Aufgaben:
1. Liste alle Personen auf, deren Alter im Bericht über das getötete Ehepaar in Bremen genannt wird, jeweils mit Altersangabe.
2. Führe den Bericht über das getötete Ehepaar in Bremen nach seinem letzten Satz weiter.

[Textabschnitt]

22-Jähriger soll Ehepaar getötet haben – Haftrichter kommt ins Krankenhaus.
In Bremen ermitteln Polizei und Staatsanwaltschaft nach dem Tod eines Ehepaares im Stadtteil Vegesack. Ein 40-jähriger Mann und seine 35-jährige Ehefrau wurden am Freitagmittag tot aufgefunden. Der Mann lag mit tödlichen Stich- und Schnittverletzungen auf der Straße, die Frau wurde später im Keller des Mehrparteienhauses entdeckt, in dem das Paar lebte. Zeugen hatten zuvor laute Schreie gehört und den Notruf gewählt, wie die Deutsche Presse-Agentur (dpa) und der Spiegel berichten. Die Ermittler gehen von einem Gewaltverbrechen aus und verdächtigen einen 22-jährigen Mann, der im selben Haus wohnte. In der Wohnung des Ehepaares befand sich zudem ein zweijähriges Kind, das äußerlich unverletzt in Obhut genommen wurde. Ob es die Tat miterlebte, ist noch unklar.
Selbstverletzung nach spektakulärer Festnahme
Der Verdächtige wurde am Sonntagabend von Spezialkräften in einem Maisfeld im niedersächsischen Schwanewede mit lebensgefährlichen Verletzungen aufgefunden. Einsatzkräfte reanimierten ihn vor Ort, wie Polizei und Staatsanwaltschaft mitteilten. Nach einer Operation in der Nacht ist er laut Staatsanwaltschaft außer Lebensgefahr. Die Verletzungen soll er sich selbst zugefügt haben, wie sowohl der Spiegel als auch die dpa berichten. Weil der 22-Jährige aufgrund seiner Verletzungen nicht dem Haftrichter vorgeführt werden kann, soll dieser nun zu ihm in die Klinik kommen, um ihn in Untersuchungshaft zu nehmen.

[/Textabschnitt]
[Die Zeilen]

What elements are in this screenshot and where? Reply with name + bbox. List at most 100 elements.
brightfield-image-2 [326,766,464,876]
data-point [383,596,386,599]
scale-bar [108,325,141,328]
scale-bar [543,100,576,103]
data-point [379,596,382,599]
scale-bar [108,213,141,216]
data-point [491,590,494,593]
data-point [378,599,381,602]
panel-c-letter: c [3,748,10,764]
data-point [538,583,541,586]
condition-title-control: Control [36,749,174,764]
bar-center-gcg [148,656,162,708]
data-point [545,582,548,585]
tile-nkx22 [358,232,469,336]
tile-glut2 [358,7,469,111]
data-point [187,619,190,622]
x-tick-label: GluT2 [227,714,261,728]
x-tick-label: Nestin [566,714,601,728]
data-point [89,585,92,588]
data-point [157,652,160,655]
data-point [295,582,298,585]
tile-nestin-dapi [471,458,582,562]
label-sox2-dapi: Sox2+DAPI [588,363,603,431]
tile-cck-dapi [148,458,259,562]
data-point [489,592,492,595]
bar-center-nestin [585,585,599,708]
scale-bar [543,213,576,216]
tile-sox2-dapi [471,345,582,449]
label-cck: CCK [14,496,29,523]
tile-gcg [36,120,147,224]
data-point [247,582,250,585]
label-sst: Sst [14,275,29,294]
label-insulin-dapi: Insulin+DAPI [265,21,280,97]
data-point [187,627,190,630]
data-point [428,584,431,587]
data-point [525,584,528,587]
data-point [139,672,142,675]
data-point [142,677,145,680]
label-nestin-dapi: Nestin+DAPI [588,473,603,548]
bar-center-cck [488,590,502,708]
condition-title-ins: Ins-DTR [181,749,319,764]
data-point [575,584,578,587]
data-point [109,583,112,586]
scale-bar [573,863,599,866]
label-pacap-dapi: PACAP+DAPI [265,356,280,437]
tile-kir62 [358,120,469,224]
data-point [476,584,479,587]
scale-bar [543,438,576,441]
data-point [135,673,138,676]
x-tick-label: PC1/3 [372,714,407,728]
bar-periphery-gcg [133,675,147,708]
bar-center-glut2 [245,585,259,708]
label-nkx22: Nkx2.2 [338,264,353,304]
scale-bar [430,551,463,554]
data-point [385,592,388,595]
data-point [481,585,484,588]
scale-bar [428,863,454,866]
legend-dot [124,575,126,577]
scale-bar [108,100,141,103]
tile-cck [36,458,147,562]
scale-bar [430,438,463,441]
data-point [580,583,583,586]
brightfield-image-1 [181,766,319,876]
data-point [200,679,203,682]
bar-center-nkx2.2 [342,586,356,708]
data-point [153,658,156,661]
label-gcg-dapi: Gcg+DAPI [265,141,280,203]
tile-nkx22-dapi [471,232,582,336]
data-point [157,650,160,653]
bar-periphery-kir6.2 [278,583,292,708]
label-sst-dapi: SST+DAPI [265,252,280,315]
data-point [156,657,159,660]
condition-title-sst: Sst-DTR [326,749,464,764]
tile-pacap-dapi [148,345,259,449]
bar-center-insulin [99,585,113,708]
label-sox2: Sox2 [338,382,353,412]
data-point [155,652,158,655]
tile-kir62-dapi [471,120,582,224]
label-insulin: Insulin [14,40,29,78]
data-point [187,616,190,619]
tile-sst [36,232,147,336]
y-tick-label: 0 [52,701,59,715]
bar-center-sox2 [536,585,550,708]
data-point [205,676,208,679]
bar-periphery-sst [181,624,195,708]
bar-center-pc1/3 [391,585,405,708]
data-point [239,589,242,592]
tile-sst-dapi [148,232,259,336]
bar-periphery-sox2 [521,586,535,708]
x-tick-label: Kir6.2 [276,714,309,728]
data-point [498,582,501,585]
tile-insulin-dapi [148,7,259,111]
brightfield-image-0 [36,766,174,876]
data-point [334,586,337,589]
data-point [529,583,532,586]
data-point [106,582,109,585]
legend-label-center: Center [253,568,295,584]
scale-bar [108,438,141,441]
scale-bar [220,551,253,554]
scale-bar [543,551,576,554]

[/Die Zeilen]

Ergebnisse je Aufgabe:
1.
- der Ehemann: 40 Jahre
- die Ehefrau: 35 Jahre
- der Tatverdächtige: 22 Jahre
- das Kind in der Wohnung des Ehepaares: zwei Jahre

2.
Polizeibekannter Täter nach öffentlicher Fahndung gefasst
Die Festnahme des Mannes erfolgte nach einer öffentlichen Fahndung. Hinweise aus der Bevölkerung sowie die Zusammenarbeit innerhalb der Polizei führten zur Ergreifung, wie die dpa und der Spiegel übereinstimmend melden. Der Verdächtige war polizeibekannt: Im April hatte er mit einem Druckluftgewehr um sich geschossen und war nach einer kurzen Verfolgung in eine psychiatrische Klinik gebracht worden. Da keine psychische Krankheit oder Fremdgefährdung festgestellt wurde, wurde er wieder auf freien Fuß gesetzt, wie beide Quellen berichten. Die Hintergründe der Tat sind weiterhin unklar, die Ermittlungen der Mordkommission dauern an.